■ WORK INSTRUCTIONS ■
In the listing below, count each line containing "Fish" and answer with the count only.

■ EXCERPTED DATA ■

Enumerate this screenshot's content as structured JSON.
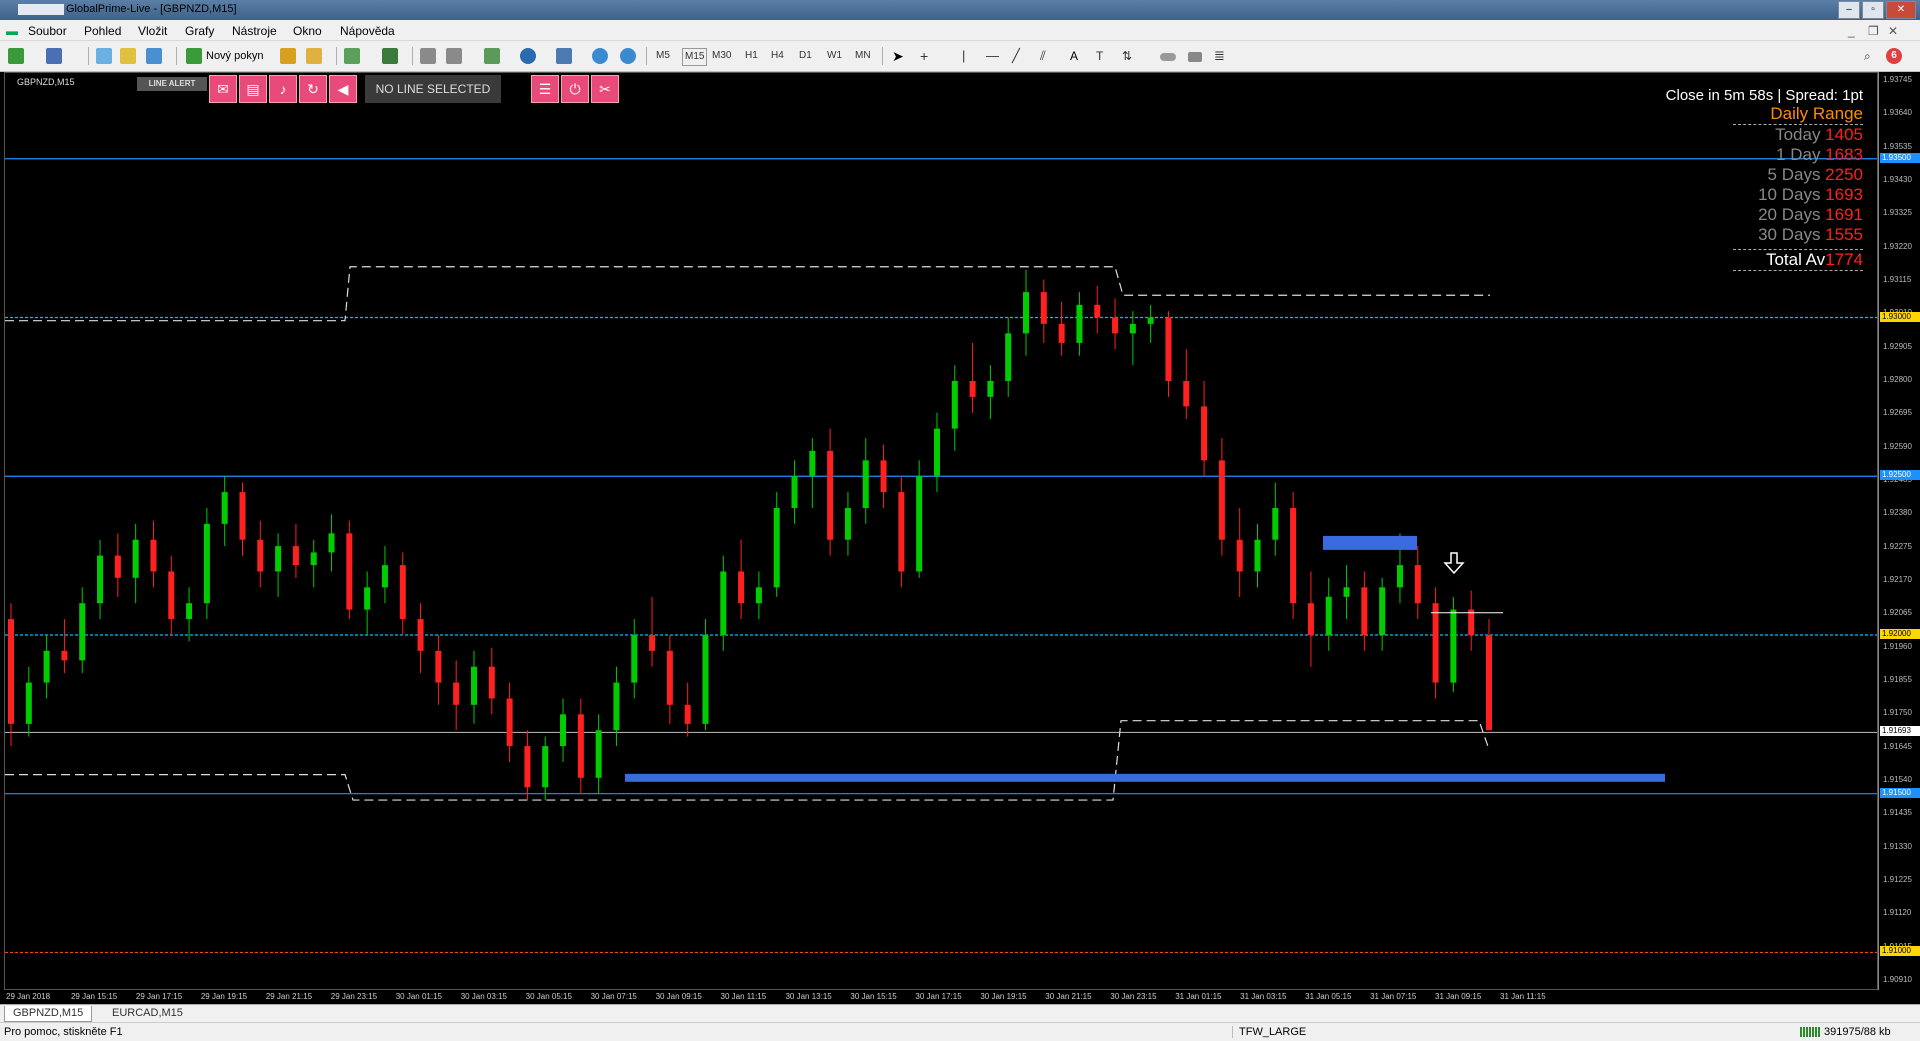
{
  "window": {
    "title": "GlobalPrime-Live - [GBPNZD,M15]"
  },
  "menu": [
    "Soubor",
    "Pohled",
    "Vložit",
    "Grafy",
    "Nástroje",
    "Okno",
    "Nápověda"
  ],
  "toolbar": {
    "new_order_label": "Nový pokyn",
    "timeframes": [
      "M5",
      "M15",
      "M30",
      "H1",
      "H4",
      "D1",
      "W1",
      "MN"
    ],
    "notification_count": "6"
  },
  "chart": {
    "symbol_label": "GBPNZD,M15",
    "line_alert_label": "LINE ALERT",
    "no_line_label": "NO LINE SELECTED",
    "close_info": "Close in 5m 58s | Spread: 1pt",
    "daily_range": {
      "title": "Daily Range",
      "rows": [
        {
          "label": "Today",
          "value": "1405"
        },
        {
          "label": "1 Day",
          "value": "1683"
        },
        {
          "label": "5 Days",
          "value": "2250"
        },
        {
          "label": "10 Days",
          "value": "1693"
        },
        {
          "label": "20 Days",
          "value": "1691"
        },
        {
          "label": "30 Days",
          "value": "1555"
        }
      ],
      "total_label": "Total Av",
      "total_value": "1774"
    }
  },
  "price_axis": {
    "ticks": [
      "1.93745",
      "1.93640",
      "1.93535",
      "1.93430",
      "1.93325",
      "1.93220",
      "1.93115",
      "1.93010",
      "1.92905",
      "1.92800",
      "1.92695",
      "1.92590",
      "1.92485",
      "1.92380",
      "1.92275",
      "1.92170",
      "1.92065",
      "1.91960",
      "1.91855",
      "1.91750",
      "1.91645",
      "1.91540",
      "1.91435",
      "1.91330",
      "1.91225",
      "1.91120",
      "1.91015",
      "1.90910"
    ],
    "labels": [
      {
        "text": "1.93500",
        "color": "#1e90ff"
      },
      {
        "text": "1.93000",
        "color": "#ffd700"
      },
      {
        "text": "1.92500",
        "color": "#1e90ff"
      },
      {
        "text": "1.92000",
        "color": "#ffd700"
      },
      {
        "text": "1.91693",
        "color": "#ffffff"
      },
      {
        "text": "1.91500",
        "color": "#1e90ff"
      },
      {
        "text": "1.91000",
        "color": "#ffd700"
      }
    ]
  },
  "time_axis": [
    "29 Jan 2018",
    "29 Jan 15:15",
    "29 Jan 17:15",
    "29 Jan 19:15",
    "29 Jan 21:15",
    "29 Jan 23:15",
    "30 Jan 01:15",
    "30 Jan 03:15",
    "30 Jan 05:15",
    "30 Jan 07:15",
    "30 Jan 09:15",
    "30 Jan 11:15",
    "30 Jan 13:15",
    "30 Jan 15:15",
    "30 Jan 17:15",
    "30 Jan 19:15",
    "30 Jan 21:15",
    "30 Jan 23:15",
    "31 Jan 01:15",
    "31 Jan 03:15",
    "31 Jan 05:15",
    "31 Jan 07:15",
    "31 Jan 09:15",
    "31 Jan 11:15"
  ],
  "tabs": [
    "GBPNZD,M15",
    "EURCAD,M15"
  ],
  "status": {
    "help": "Pro pomoc, stiskněte F1",
    "profile": "TFW_LARGE",
    "traffic": "391975/88 kb"
  },
  "colors": {
    "bull": "#00cc00",
    "bear": "#ff2020",
    "blue_line": "#1e90ff",
    "cyan_line": "#00bfff",
    "range_value": "#ff2020",
    "range_title": "#ff8c00"
  },
  "chart_data": {
    "type": "candlestick",
    "price_range": [
      1.9091,
      1.9375
    ],
    "candles": [
      [
        1.9205,
        1.921,
        1.9165,
        1.9172
      ],
      [
        1.9172,
        1.919,
        1.9168,
        1.9185
      ],
      [
        1.9185,
        1.92,
        1.918,
        1.9195
      ],
      [
        1.9195,
        1.9205,
        1.9188,
        1.9192
      ],
      [
        1.9192,
        1.9215,
        1.9188,
        1.921
      ],
      [
        1.921,
        1.923,
        1.9205,
        1.9225
      ],
      [
        1.9225,
        1.9232,
        1.9212,
        1.9218
      ],
      [
        1.9218,
        1.9235,
        1.921,
        1.923
      ],
      [
        1.923,
        1.9236,
        1.9215,
        1.922
      ],
      [
        1.922,
        1.9225,
        1.92,
        1.9205
      ],
      [
        1.9205,
        1.9215,
        1.9198,
        1.921
      ],
      [
        1.921,
        1.924,
        1.9205,
        1.9235
      ],
      [
        1.9235,
        1.925,
        1.9228,
        1.9245
      ],
      [
        1.9245,
        1.9248,
        1.9225,
        1.923
      ],
      [
        1.923,
        1.9236,
        1.9215,
        1.922
      ],
      [
        1.922,
        1.9232,
        1.9212,
        1.9228
      ],
      [
        1.9228,
        1.9235,
        1.9218,
        1.9222
      ],
      [
        1.9222,
        1.923,
        1.9215,
        1.9226
      ],
      [
        1.9226,
        1.9238,
        1.922,
        1.9232
      ],
      [
        1.9232,
        1.9236,
        1.9205,
        1.9208
      ],
      [
        1.9208,
        1.922,
        1.92,
        1.9215
      ],
      [
        1.9215,
        1.9228,
        1.921,
        1.9222
      ],
      [
        1.9222,
        1.9226,
        1.92,
        1.9205
      ],
      [
        1.9205,
        1.921,
        1.9188,
        1.9195
      ],
      [
        1.9195,
        1.92,
        1.9178,
        1.9185
      ],
      [
        1.9185,
        1.9192,
        1.917,
        1.9178
      ],
      [
        1.9178,
        1.9195,
        1.9172,
        1.919
      ],
      [
        1.919,
        1.9196,
        1.9175,
        1.918
      ],
      [
        1.918,
        1.9185,
        1.916,
        1.9165
      ],
      [
        1.9165,
        1.917,
        1.9148,
        1.9152
      ],
      [
        1.9152,
        1.9168,
        1.9148,
        1.9165
      ],
      [
        1.9165,
        1.918,
        1.916,
        1.9175
      ],
      [
        1.9175,
        1.918,
        1.915,
        1.9155
      ],
      [
        1.9155,
        1.9175,
        1.915,
        1.917
      ],
      [
        1.917,
        1.919,
        1.9165,
        1.9185
      ],
      [
        1.9185,
        1.9205,
        1.918,
        1.92
      ],
      [
        1.92,
        1.9212,
        1.919,
        1.9195
      ],
      [
        1.9195,
        1.92,
        1.9172,
        1.9178
      ],
      [
        1.9178,
        1.9185,
        1.9168,
        1.9172
      ],
      [
        1.9172,
        1.9205,
        1.917,
        1.92
      ],
      [
        1.92,
        1.9225,
        1.9195,
        1.922
      ],
      [
        1.922,
        1.923,
        1.9205,
        1.921
      ],
      [
        1.921,
        1.922,
        1.9205,
        1.9215
      ],
      [
        1.9215,
        1.9245,
        1.9212,
        1.924
      ],
      [
        1.924,
        1.9255,
        1.9235,
        1.925
      ],
      [
        1.925,
        1.9262,
        1.924,
        1.9258
      ],
      [
        1.9258,
        1.9265,
        1.9225,
        1.923
      ],
      [
        1.923,
        1.9245,
        1.9225,
        1.924
      ],
      [
        1.924,
        1.9262,
        1.9235,
        1.9255
      ],
      [
        1.9255,
        1.926,
        1.924,
        1.9245
      ],
      [
        1.9245,
        1.925,
        1.9215,
        1.922
      ],
      [
        1.922,
        1.9255,
        1.9218,
        1.925
      ],
      [
        1.925,
        1.927,
        1.9245,
        1.9265
      ],
      [
        1.9265,
        1.9285,
        1.9258,
        1.928
      ],
      [
        1.928,
        1.9292,
        1.927,
        1.9275
      ],
      [
        1.9275,
        1.9285,
        1.9268,
        1.928
      ],
      [
        1.928,
        1.93,
        1.9275,
        1.9295
      ],
      [
        1.9295,
        1.9315,
        1.9288,
        1.9308
      ],
      [
        1.9308,
        1.9312,
        1.9292,
        1.9298
      ],
      [
        1.9298,
        1.9305,
        1.9288,
        1.9292
      ],
      [
        1.9292,
        1.9308,
        1.9288,
        1.9304
      ],
      [
        1.9304,
        1.931,
        1.9295,
        1.93
      ],
      [
        1.93,
        1.9306,
        1.929,
        1.9295
      ],
      [
        1.9295,
        1.9302,
        1.9285,
        1.9298
      ],
      [
        1.9298,
        1.9304,
        1.9292,
        1.93
      ],
      [
        1.93,
        1.9302,
        1.9275,
        1.928
      ],
      [
        1.928,
        1.929,
        1.9268,
        1.9272
      ],
      [
        1.9272,
        1.928,
        1.925,
        1.9255
      ],
      [
        1.9255,
        1.9262,
        1.9225,
        1.923
      ],
      [
        1.923,
        1.924,
        1.9212,
        1.922
      ],
      [
        1.922,
        1.9235,
        1.9215,
        1.923
      ],
      [
        1.923,
        1.9248,
        1.9225,
        1.924
      ],
      [
        1.924,
        1.9245,
        1.9205,
        1.921
      ],
      [
        1.921,
        1.922,
        1.919,
        1.92
      ],
      [
        1.92,
        1.9218,
        1.9195,
        1.9212
      ],
      [
        1.9212,
        1.9222,
        1.9205,
        1.9215
      ],
      [
        1.9215,
        1.922,
        1.9195,
        1.92
      ],
      [
        1.92,
        1.9218,
        1.9195,
        1.9215
      ],
      [
        1.9215,
        1.9232,
        1.921,
        1.9222
      ],
      [
        1.9222,
        1.9228,
        1.9205,
        1.921
      ],
      [
        1.921,
        1.9215,
        1.918,
        1.9185
      ],
      [
        1.9185,
        1.9212,
        1.9182,
        1.9208
      ],
      [
        1.9208,
        1.9214,
        1.9195,
        1.92
      ],
      [
        1.92,
        1.9205,
        1.9178,
        1.917
      ]
    ]
  }
}
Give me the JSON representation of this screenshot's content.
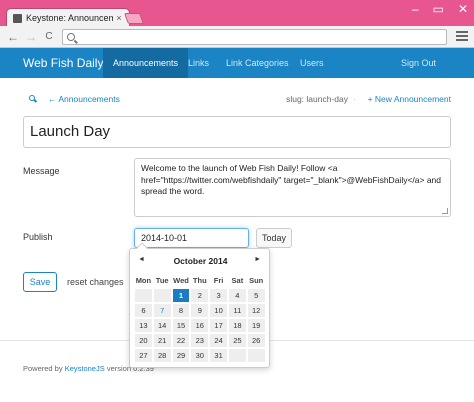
{
  "browser": {
    "tab_title": "Keystone: Announcement",
    "tab_close": "×",
    "minimize": "–",
    "restore": "▭",
    "close": "✕",
    "back": "←",
    "forward": "→",
    "reload": "C"
  },
  "nav": {
    "brand": "Web Fish Daily",
    "items": [
      "Announcements",
      "Links",
      "Link Categories",
      "Users"
    ],
    "signout": "Sign Out"
  },
  "subbar": {
    "back_label": "← Announcements",
    "slug": "slug: launch-day",
    "dot": "·",
    "new_label": "+ New Announcement"
  },
  "form": {
    "title_value": "Launch Day",
    "message_label": "Message",
    "message_value": "Welcome to the launch of Web Fish Daily! Follow <a href=\"https://twitter.com/webfishdaily\" target=\"_blank\">@WebFishDaily</a> and spread the word.",
    "publish_label": "Publish",
    "publish_value": "2014-10-01",
    "today_label": "Today",
    "save_label": "Save",
    "reset_label": "reset changes"
  },
  "datepicker": {
    "prev": "◄",
    "next": "►",
    "month": "October  2014",
    "dows": [
      "Mon",
      "Tue",
      "Wed",
      "Thu",
      "Fri",
      "Sat",
      "Sun"
    ],
    "days": [
      "",
      "",
      "1",
      "2",
      "3",
      "4",
      "5",
      "6",
      "7",
      "8",
      "9",
      "10",
      "11",
      "12",
      "13",
      "14",
      "15",
      "16",
      "17",
      "18",
      "19",
      "20",
      "21",
      "22",
      "23",
      "24",
      "25",
      "26",
      "27",
      "28",
      "29",
      "30",
      "31",
      "",
      ""
    ],
    "selected_day": "1",
    "today_day": "7"
  },
  "footer": {
    "prefix": "Powered by ",
    "link": "KeystoneJS",
    "suffix": " version 0.2.39"
  },
  "colors": {
    "accent": "#1a84c5",
    "frame": "#e8568f"
  }
}
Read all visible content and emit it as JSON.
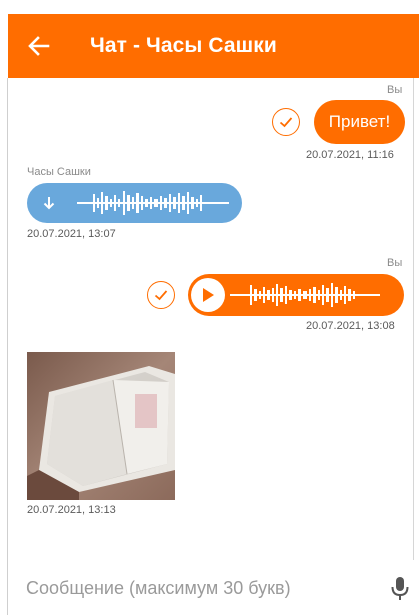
{
  "header": {
    "title": "Чат - Часы Сашки",
    "back_icon": "arrow-left-icon"
  },
  "theme": {
    "accent": "#ff6d00",
    "incoming_bubble": "#69a8dc"
  },
  "messages": [
    {
      "sender": "Вы",
      "type": "text",
      "text": "Привет!",
      "time": "20.07.2021, 11:16",
      "status_icon": "check-circle-icon"
    },
    {
      "sender": "Часы Сашки",
      "type": "voice",
      "action_icon": "download-icon",
      "time": "20.07.2021, 13:07"
    },
    {
      "sender": "Вы",
      "type": "voice",
      "action_icon": "play-icon",
      "time": "20.07.2021, 13:08",
      "status_icon": "check-circle-icon"
    },
    {
      "type": "image",
      "time": "20.07.2021, 13:13"
    }
  ],
  "composer": {
    "placeholder": "Сообщение (максимум 30 букв)",
    "mic_icon": "microphone-icon"
  }
}
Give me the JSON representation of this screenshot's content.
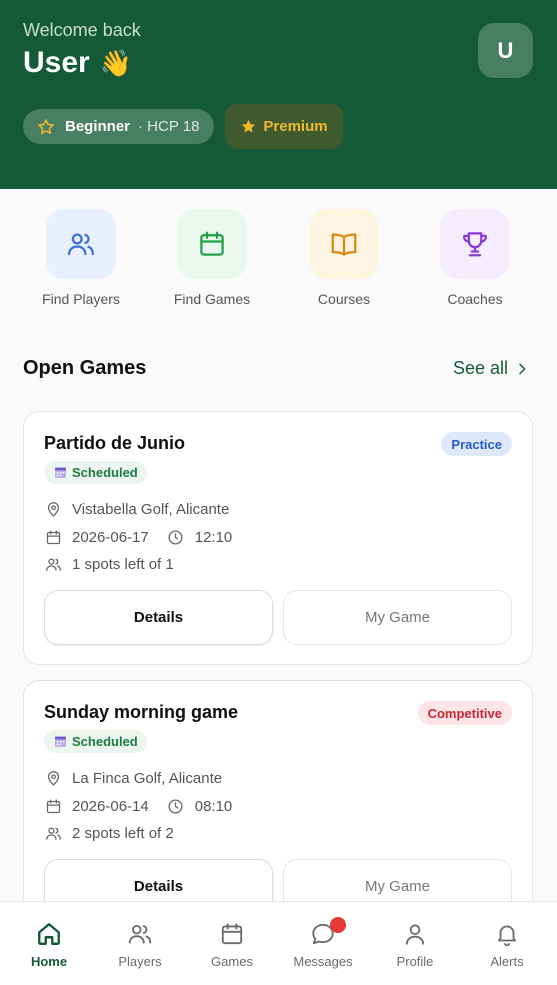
{
  "header": {
    "welcome": "Welcome back",
    "username": "User",
    "wave_emoji": "👋",
    "avatar_initial": "U",
    "level": "Beginner",
    "handicap": "· HCP 18",
    "premium": "Premium",
    "bg_color": "#155a38"
  },
  "quick_actions": [
    {
      "label": "Find Players",
      "icon": "players-icon",
      "color": "#3b6fd8"
    },
    {
      "label": "Find Games",
      "icon": "calendar-icon",
      "color": "#22a04b"
    },
    {
      "label": "Courses",
      "icon": "book-icon",
      "color": "#d98a12"
    },
    {
      "label": "Coaches",
      "icon": "trophy-icon",
      "color": "#8b3ad6"
    }
  ],
  "open_games": {
    "title": "Open Games",
    "see_all": "See all",
    "games": [
      {
        "title": "Partido de Junio",
        "type": "Practice",
        "status": "Scheduled",
        "location": "Vistabella Golf, Alicante",
        "date": "2026-06-17",
        "time": "12:10",
        "spots": "1 spots left of 1",
        "details_label": "Details",
        "mygame_label": "My Game"
      },
      {
        "title": "Sunday morning game",
        "type": "Competitive",
        "status": "Scheduled",
        "location": "La Finca Golf, Alicante",
        "date": "2026-06-14",
        "time": "08:10",
        "spots": "2 spots left of 2",
        "details_label": "Details",
        "mygame_label": "My Game"
      }
    ]
  },
  "bottom_nav": [
    {
      "label": "Home",
      "icon": "home-icon",
      "active": true
    },
    {
      "label": "Players",
      "icon": "players-icon"
    },
    {
      "label": "Games",
      "icon": "calendar-icon"
    },
    {
      "label": "Messages",
      "icon": "message-icon",
      "badge": true
    },
    {
      "label": "Profile",
      "icon": "profile-icon"
    },
    {
      "label": "Alerts",
      "icon": "bell-icon"
    }
  ]
}
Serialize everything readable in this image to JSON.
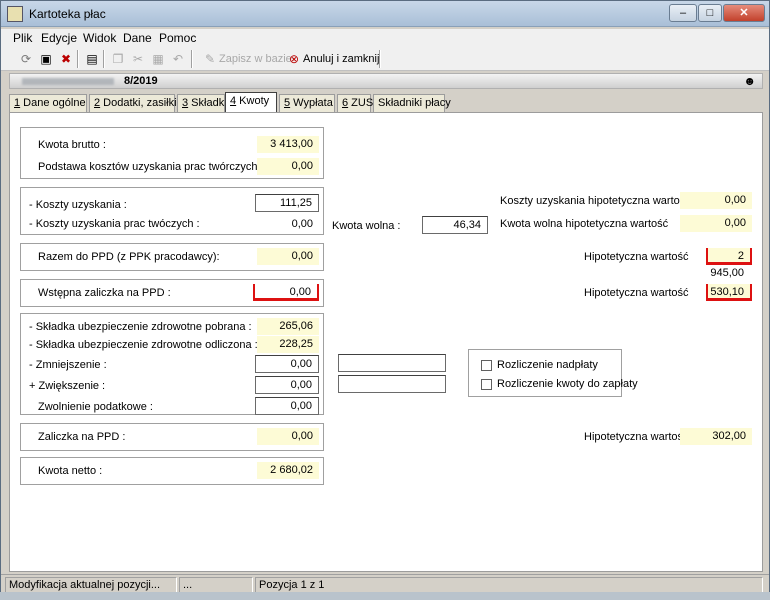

■ EXPECTED ANSWER ■
2